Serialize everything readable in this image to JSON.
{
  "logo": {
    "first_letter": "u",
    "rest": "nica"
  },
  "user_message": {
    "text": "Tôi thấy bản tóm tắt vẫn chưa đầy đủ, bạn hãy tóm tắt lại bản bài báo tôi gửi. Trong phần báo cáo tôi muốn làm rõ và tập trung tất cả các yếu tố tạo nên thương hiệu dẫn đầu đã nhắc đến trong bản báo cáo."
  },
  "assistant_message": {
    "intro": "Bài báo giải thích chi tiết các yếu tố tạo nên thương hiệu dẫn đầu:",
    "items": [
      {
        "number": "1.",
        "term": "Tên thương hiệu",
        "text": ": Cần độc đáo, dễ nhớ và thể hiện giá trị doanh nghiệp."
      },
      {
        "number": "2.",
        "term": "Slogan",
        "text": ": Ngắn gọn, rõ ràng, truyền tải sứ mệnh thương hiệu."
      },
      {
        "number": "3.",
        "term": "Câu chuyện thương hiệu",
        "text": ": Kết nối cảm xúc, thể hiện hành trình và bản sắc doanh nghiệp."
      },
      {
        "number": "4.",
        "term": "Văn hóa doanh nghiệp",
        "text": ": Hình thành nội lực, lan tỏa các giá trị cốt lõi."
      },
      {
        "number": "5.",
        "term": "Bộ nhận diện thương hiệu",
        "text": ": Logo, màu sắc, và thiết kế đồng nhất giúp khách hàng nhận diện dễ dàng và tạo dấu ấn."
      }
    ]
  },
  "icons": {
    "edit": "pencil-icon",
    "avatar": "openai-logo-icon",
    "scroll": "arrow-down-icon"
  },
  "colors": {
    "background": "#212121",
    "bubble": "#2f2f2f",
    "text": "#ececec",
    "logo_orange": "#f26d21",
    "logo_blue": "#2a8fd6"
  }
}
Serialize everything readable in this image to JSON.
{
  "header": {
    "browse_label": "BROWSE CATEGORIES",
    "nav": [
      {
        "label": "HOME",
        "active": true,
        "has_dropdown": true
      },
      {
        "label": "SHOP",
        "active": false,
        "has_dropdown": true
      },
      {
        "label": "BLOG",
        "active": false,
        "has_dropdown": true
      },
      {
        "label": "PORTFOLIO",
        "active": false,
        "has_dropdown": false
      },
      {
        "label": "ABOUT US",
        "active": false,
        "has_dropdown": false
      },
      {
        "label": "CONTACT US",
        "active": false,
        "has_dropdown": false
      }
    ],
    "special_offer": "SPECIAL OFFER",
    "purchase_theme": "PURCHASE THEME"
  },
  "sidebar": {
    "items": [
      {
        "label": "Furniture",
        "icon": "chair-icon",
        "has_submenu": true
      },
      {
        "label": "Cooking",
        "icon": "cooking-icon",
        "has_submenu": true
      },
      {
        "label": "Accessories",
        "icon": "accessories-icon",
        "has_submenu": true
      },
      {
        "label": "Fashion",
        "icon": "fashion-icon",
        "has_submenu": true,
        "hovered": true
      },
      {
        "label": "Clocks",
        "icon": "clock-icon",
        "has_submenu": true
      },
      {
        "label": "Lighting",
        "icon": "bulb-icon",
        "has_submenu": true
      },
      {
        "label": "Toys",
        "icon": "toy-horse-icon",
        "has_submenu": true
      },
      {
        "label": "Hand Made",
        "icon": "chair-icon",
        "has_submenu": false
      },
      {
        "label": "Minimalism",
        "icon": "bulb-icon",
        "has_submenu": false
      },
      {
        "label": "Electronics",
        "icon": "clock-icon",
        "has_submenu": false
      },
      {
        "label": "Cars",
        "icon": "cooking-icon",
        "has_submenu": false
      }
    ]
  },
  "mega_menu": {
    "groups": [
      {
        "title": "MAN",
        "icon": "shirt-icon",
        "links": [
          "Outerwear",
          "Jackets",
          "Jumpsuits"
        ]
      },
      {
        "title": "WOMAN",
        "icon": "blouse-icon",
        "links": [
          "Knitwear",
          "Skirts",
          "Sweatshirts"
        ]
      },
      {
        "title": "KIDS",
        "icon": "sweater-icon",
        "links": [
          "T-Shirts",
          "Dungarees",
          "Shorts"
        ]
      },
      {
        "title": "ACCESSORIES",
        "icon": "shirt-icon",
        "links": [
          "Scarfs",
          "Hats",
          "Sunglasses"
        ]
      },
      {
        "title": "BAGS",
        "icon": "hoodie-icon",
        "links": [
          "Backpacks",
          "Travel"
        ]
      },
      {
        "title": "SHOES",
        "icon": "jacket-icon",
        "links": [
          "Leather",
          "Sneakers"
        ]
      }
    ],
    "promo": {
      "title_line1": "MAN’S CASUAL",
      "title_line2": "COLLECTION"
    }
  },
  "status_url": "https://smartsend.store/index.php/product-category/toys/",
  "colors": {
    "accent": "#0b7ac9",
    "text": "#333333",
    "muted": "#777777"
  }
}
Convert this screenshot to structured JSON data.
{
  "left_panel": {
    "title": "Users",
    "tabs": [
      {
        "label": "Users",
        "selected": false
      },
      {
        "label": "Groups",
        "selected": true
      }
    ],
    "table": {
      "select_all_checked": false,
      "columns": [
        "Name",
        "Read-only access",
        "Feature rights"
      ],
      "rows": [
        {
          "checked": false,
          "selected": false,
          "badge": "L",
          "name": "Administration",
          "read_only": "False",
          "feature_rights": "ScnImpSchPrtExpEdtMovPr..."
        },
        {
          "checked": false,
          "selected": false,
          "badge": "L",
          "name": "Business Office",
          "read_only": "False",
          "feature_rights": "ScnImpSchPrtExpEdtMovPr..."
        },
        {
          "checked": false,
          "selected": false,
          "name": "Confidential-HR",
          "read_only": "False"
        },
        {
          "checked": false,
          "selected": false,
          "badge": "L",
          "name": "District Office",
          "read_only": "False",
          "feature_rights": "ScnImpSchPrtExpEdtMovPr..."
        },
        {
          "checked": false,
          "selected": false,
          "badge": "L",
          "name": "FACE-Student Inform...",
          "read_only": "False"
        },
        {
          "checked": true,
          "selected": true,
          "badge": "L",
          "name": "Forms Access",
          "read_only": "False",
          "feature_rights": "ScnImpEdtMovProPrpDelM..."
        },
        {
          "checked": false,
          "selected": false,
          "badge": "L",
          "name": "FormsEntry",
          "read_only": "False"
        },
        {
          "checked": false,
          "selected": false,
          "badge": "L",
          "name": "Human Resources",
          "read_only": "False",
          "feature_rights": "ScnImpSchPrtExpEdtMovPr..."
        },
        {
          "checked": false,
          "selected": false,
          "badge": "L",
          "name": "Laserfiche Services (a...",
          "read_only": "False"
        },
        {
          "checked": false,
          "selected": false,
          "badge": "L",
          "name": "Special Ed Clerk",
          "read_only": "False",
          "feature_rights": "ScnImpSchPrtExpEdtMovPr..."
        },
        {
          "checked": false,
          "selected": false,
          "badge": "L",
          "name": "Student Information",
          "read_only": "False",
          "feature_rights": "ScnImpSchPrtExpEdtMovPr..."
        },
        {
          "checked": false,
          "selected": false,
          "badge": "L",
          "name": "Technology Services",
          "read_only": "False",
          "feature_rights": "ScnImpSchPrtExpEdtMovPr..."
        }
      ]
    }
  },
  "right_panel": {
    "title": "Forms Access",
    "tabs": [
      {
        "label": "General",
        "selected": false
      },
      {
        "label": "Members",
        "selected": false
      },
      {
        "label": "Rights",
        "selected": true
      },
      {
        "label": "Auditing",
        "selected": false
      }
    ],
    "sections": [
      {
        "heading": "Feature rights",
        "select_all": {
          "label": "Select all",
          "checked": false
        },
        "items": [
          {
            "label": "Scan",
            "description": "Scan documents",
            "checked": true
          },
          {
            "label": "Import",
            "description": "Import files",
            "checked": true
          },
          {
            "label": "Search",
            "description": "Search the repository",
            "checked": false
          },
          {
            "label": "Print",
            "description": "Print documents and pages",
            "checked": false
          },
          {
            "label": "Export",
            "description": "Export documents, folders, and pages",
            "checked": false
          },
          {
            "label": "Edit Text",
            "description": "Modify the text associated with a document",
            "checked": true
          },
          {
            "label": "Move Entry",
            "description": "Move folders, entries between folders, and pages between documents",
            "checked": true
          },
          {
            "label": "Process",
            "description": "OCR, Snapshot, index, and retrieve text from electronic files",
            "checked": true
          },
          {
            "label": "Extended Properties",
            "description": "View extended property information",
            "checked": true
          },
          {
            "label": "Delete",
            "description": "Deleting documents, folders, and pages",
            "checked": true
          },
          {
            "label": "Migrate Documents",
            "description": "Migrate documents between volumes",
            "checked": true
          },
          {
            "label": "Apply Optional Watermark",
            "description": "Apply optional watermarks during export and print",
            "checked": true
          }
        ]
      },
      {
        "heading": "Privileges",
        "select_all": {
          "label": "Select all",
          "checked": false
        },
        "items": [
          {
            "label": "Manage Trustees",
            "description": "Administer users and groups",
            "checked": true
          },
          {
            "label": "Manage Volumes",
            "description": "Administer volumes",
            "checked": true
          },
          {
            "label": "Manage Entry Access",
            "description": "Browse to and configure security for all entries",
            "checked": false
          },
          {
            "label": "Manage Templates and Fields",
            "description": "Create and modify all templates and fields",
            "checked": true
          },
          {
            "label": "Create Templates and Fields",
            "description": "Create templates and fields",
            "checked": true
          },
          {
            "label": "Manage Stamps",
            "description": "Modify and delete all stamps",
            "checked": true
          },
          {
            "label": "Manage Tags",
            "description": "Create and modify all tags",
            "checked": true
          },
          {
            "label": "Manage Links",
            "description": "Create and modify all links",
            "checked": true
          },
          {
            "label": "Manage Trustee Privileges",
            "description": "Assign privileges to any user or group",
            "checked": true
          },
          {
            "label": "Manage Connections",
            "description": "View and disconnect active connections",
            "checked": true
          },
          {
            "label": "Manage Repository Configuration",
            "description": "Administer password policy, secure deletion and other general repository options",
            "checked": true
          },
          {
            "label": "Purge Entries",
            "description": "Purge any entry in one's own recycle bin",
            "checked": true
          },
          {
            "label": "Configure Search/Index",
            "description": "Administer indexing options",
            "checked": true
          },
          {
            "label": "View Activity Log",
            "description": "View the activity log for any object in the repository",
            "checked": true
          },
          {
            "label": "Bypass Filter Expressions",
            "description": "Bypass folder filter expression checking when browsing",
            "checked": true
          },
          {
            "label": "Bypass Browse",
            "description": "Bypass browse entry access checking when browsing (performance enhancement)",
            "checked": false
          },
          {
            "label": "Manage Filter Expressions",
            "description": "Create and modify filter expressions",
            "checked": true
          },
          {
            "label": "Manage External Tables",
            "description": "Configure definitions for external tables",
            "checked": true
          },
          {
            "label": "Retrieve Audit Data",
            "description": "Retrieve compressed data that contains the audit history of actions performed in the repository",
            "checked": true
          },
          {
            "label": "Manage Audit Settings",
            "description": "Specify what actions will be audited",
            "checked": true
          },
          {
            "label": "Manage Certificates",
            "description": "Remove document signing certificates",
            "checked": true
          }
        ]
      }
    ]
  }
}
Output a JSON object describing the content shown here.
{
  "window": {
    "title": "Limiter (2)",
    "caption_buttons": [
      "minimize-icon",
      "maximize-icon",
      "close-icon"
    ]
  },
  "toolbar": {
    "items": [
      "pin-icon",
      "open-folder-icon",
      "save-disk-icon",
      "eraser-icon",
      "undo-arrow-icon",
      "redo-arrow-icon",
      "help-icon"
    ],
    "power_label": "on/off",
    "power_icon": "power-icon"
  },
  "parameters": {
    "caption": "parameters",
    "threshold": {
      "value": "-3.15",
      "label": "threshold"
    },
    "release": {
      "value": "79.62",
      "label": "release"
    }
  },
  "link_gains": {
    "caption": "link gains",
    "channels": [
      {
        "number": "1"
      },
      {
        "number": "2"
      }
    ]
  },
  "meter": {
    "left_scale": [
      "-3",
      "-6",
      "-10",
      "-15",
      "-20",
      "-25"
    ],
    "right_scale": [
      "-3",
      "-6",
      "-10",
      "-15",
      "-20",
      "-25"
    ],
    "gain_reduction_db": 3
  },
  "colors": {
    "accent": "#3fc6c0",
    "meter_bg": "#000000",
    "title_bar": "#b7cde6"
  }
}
::::::::::
Report how many lines of the entries hold the string "nhận". Provide the number alone.

2